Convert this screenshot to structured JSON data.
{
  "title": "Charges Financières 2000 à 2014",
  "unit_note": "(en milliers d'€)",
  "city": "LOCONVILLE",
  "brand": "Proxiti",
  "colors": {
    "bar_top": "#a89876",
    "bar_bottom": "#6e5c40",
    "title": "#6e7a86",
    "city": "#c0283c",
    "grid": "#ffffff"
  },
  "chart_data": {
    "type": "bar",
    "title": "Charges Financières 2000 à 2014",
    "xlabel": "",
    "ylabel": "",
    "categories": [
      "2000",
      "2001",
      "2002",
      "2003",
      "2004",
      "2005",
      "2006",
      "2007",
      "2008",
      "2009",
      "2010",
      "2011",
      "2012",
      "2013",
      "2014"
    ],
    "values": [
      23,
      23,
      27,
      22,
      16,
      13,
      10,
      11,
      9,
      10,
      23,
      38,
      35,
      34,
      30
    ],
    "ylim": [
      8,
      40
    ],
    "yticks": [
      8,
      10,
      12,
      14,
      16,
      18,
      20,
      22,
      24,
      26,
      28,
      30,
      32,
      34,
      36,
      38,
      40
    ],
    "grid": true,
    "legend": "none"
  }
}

> [EXERCISE DIRECTIONS]
Return every line above in which the string "Charges" occurs.

> [EXERCISE RESPONSE]
  "title": "Charges Financières 2000 à 2014",
    "title": "Charges Financières 2000 à 2014",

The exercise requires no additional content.